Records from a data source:
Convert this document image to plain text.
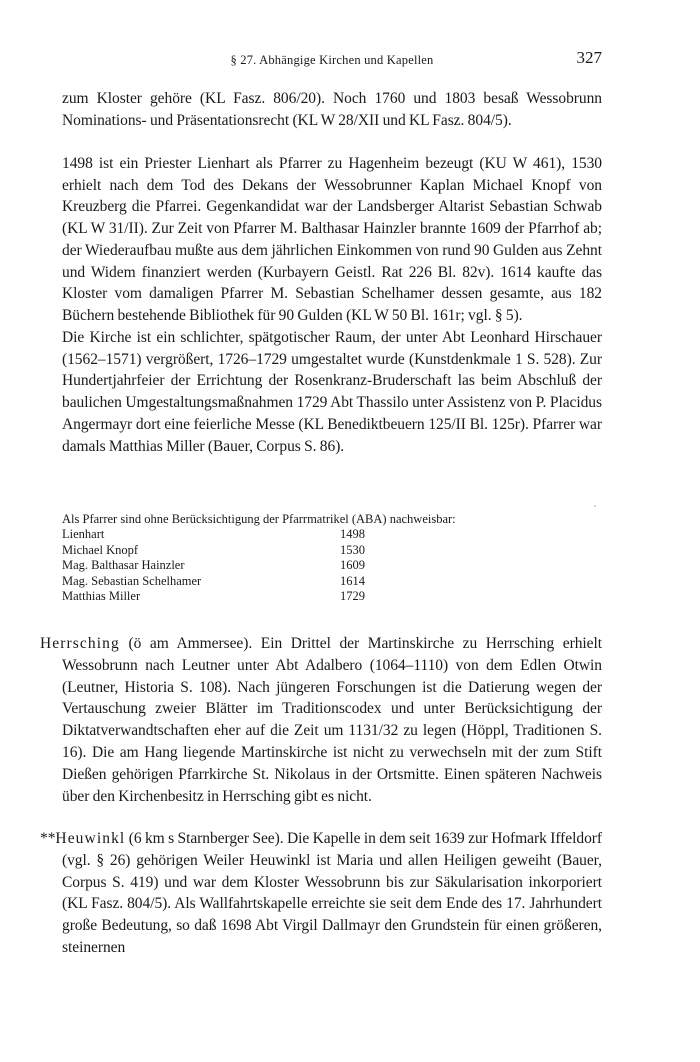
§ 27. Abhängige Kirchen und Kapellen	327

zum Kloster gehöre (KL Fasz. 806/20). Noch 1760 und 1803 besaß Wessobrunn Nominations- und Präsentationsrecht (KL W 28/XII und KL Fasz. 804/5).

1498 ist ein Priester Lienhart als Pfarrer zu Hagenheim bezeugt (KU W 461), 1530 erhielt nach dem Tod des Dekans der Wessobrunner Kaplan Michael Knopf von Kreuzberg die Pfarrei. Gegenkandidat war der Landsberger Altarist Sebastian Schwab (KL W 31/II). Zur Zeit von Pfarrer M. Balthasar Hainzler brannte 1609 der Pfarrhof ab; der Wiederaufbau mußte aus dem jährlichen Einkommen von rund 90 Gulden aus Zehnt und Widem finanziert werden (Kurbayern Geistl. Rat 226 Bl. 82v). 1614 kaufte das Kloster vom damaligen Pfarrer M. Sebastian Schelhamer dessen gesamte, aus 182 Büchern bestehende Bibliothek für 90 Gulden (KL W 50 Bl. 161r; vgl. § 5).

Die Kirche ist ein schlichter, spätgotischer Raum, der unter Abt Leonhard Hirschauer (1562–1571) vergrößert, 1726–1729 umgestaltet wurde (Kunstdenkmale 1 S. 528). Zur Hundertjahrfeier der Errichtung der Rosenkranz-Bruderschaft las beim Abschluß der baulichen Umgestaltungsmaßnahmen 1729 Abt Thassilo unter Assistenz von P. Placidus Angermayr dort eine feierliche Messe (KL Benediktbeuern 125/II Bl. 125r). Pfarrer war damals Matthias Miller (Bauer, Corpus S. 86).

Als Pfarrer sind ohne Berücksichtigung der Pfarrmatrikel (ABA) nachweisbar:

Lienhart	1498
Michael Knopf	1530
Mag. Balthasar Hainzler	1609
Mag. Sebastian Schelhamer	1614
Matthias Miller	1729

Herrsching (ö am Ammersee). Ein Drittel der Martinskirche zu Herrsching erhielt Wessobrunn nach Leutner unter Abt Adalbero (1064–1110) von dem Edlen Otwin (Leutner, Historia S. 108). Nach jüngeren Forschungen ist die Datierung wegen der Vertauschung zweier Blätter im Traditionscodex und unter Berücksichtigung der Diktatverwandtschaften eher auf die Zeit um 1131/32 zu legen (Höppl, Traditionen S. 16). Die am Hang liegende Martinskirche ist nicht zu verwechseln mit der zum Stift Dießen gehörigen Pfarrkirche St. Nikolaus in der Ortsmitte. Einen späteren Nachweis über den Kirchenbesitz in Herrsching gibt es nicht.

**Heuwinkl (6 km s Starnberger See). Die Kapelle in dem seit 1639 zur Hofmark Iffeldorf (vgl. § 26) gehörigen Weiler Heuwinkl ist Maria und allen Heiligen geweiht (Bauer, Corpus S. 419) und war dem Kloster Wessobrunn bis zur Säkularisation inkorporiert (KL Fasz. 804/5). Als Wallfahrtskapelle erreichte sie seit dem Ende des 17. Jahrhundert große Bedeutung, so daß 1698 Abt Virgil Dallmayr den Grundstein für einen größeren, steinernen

--

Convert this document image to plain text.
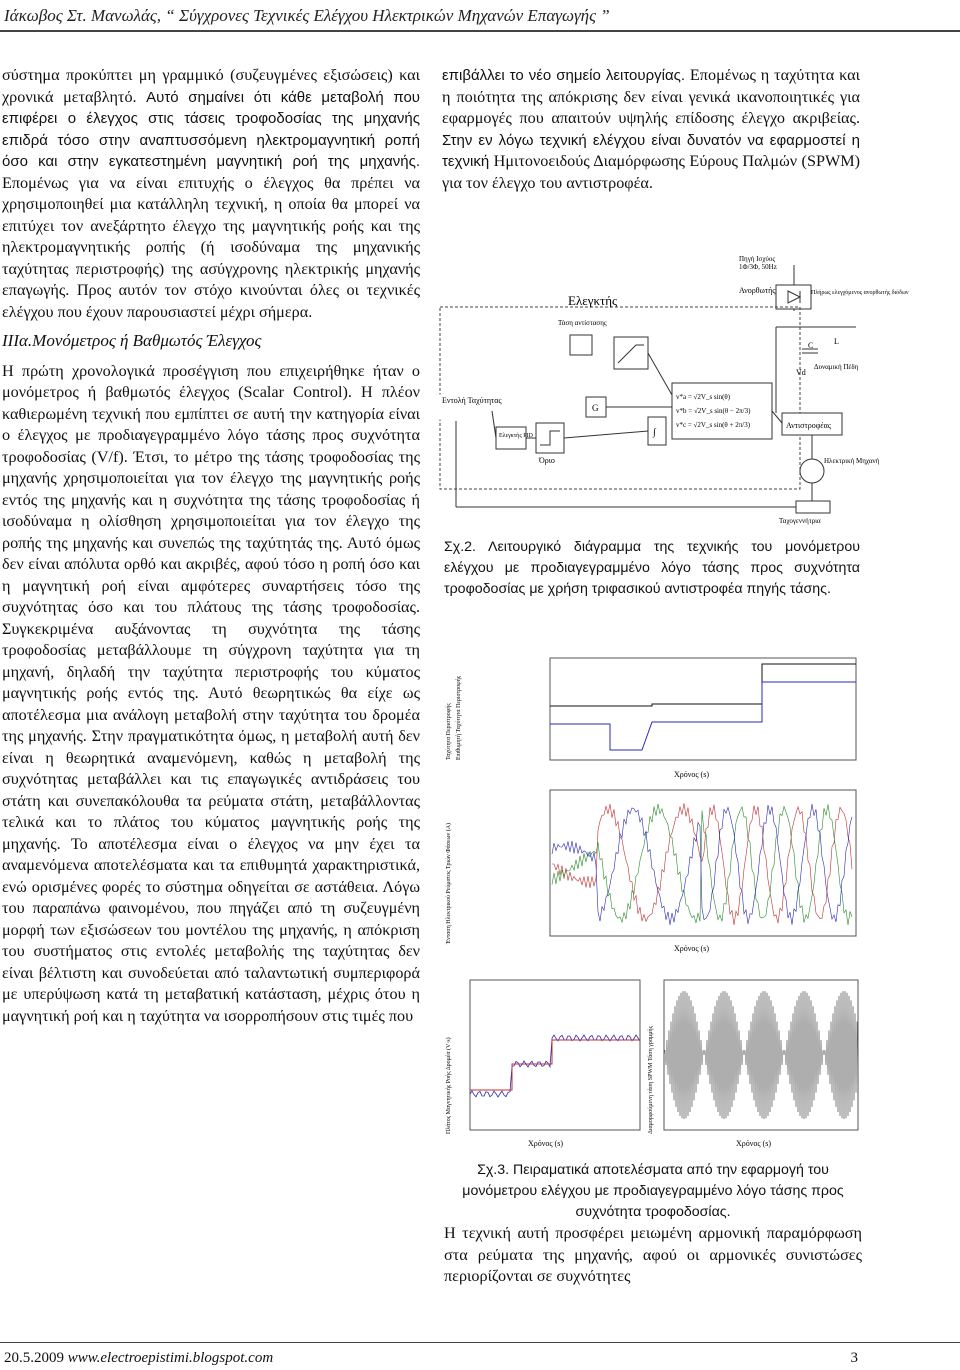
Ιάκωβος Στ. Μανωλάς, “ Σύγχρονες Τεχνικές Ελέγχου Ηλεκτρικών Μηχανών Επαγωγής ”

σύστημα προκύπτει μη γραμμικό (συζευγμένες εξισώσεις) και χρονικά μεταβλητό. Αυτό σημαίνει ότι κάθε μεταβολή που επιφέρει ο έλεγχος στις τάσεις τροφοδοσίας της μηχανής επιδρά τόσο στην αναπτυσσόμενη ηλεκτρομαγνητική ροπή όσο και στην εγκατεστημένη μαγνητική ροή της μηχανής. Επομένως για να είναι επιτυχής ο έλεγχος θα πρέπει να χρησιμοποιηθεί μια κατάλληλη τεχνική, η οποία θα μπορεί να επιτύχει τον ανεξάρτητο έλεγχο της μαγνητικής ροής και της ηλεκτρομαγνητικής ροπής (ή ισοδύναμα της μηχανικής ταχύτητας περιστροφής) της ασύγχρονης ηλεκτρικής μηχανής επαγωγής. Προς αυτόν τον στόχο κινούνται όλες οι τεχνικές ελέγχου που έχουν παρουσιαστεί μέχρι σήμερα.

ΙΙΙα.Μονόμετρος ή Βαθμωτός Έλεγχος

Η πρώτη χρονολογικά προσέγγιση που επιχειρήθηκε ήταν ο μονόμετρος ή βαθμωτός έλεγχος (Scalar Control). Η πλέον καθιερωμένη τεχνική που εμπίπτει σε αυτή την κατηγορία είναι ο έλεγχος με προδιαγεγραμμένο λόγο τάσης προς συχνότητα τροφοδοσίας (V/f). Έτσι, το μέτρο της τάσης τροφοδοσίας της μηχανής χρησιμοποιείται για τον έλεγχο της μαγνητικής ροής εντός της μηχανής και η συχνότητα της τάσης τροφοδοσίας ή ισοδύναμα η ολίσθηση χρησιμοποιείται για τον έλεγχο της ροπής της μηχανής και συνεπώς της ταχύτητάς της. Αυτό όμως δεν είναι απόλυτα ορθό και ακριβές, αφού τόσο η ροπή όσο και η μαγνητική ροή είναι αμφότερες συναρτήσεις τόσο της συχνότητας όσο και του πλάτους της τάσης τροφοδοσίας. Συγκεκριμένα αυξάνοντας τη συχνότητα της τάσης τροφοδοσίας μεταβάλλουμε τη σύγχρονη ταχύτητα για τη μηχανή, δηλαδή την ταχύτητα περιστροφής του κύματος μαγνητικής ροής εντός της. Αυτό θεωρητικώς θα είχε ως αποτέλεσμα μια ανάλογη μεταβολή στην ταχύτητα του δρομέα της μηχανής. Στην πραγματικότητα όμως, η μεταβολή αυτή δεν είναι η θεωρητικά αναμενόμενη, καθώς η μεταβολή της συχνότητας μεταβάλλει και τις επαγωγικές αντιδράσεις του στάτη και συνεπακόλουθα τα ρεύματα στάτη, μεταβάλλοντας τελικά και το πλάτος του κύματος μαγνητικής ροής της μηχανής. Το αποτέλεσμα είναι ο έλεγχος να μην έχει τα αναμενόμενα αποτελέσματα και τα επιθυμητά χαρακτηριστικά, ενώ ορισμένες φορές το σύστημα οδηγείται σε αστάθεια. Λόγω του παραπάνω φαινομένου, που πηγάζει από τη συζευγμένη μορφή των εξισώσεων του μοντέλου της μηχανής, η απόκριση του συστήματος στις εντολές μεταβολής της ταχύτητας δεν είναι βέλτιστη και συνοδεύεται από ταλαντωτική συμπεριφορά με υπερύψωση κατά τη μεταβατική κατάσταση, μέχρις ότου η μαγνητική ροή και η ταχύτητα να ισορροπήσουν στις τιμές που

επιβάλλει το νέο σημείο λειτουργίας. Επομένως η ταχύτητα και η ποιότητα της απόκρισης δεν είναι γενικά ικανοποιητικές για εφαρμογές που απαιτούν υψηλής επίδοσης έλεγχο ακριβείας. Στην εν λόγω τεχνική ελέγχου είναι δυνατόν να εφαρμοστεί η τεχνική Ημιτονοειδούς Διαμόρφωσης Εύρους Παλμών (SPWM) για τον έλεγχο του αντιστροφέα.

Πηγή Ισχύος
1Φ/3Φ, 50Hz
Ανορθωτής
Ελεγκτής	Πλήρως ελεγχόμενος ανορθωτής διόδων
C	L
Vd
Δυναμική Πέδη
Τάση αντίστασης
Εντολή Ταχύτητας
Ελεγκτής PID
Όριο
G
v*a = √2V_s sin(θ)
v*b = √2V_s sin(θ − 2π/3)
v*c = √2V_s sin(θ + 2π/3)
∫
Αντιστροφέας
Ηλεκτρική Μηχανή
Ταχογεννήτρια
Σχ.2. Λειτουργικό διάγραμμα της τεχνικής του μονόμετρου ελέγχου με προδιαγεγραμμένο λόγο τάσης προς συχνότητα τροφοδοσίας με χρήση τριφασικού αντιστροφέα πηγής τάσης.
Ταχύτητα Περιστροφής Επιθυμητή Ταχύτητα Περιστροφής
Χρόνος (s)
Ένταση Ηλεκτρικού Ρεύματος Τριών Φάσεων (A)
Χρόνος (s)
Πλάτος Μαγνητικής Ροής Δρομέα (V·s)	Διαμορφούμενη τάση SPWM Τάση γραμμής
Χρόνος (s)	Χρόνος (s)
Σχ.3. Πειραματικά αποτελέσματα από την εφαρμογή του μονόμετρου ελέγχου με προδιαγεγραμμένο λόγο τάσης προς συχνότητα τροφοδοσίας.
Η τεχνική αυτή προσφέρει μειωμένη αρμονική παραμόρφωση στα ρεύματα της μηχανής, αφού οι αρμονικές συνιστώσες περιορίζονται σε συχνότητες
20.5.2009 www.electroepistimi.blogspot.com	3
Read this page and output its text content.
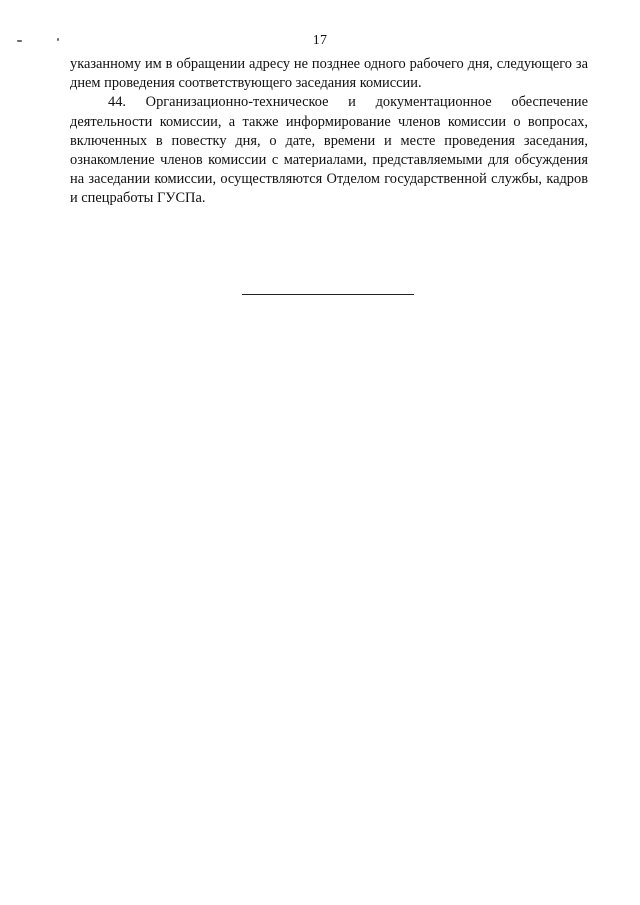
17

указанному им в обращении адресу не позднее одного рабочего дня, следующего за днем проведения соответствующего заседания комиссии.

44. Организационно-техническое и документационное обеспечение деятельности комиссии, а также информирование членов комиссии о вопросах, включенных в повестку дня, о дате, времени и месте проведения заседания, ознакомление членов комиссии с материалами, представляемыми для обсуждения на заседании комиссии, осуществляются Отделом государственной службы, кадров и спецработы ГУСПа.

## What to produce
Check every line of the data above for the string "Ελεγκτής", and copy those that have it.

## Exercise solution
Ελεγκτής	Πλήρως ελεγχόμενος ανορθωτής διόδων
Ελεγκτής PID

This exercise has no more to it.